● **Problem**:
Filter this material down to the lines that hold "stress", copying each one.

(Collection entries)
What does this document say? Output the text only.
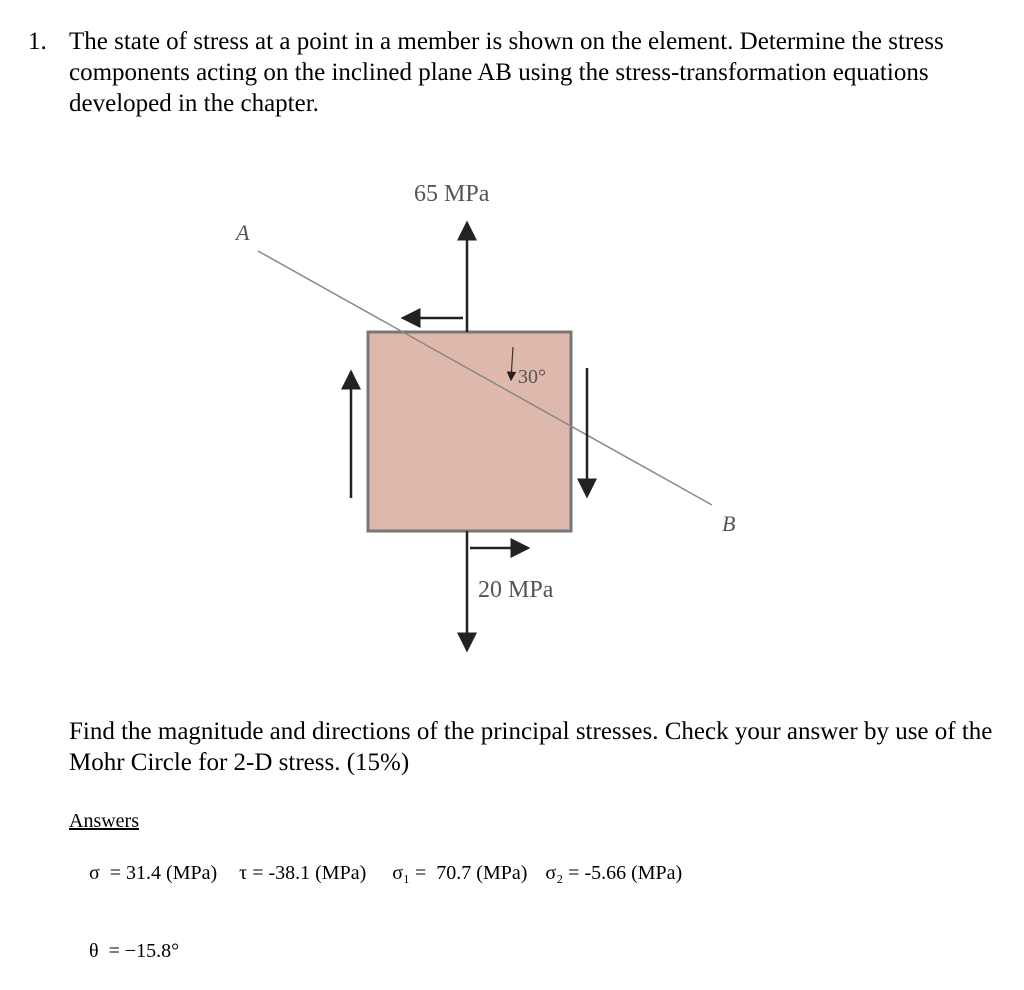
1. The state of stress at a point in a member is shown on the element. Determine the stress components acting on the inclined plane AB using the stress-transformation equations developed in the chapter.
65 MPa
20 MPa
30°
A
B
Find the magnitude and directions of the principal stresses. Check your answer by use of the Mohr Circle for 2-D stress. (15%)
Answers

σ  = 31.4 (MPa) τ = -38.1 (MPa) σ₁ =  70.7 (MPa) σ₂ = -5.66 (MPa)

θ  = −15.8°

● **Task answer**:
1. The state of stress at a point in a member is shown on the element. Determine the stress components acting on the inclined plane AB using the stress-transformation equations developed in the chapter.
Find the magnitude and directions of the principal stresses. Check your answer by use of the Mohr Circle for 2-D stress. (15%)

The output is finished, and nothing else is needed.